[A block of data]
▼▼▼

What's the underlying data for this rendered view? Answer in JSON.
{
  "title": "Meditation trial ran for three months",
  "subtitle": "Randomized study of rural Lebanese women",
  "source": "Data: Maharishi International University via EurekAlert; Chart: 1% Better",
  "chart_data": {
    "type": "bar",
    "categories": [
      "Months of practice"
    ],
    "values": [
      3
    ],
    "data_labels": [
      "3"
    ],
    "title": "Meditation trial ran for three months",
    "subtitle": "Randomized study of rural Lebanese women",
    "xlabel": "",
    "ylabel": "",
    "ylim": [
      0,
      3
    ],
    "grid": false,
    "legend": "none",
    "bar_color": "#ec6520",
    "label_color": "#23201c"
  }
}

▲▲▲
▼▼▼

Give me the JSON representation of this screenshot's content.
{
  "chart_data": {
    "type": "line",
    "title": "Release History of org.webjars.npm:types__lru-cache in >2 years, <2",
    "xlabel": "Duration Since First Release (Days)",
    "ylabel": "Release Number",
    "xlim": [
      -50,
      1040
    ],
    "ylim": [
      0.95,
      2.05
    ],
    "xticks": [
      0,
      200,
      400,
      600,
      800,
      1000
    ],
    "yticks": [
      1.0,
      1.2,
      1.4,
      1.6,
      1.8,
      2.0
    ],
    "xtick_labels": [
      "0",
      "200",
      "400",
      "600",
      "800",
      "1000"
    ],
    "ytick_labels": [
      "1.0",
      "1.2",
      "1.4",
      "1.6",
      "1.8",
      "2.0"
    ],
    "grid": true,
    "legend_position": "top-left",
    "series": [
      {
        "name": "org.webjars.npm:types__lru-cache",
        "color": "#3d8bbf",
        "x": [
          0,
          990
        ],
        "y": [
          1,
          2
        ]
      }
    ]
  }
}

▲▲▲

WHAT IS EXPECTED →
Scan the listing above for the word "three" and show each line where it is found.

EXPECTED ANSWER →
  "title": "Meditation trial ran for three months",
    "title": "Meditation trial ran for three months",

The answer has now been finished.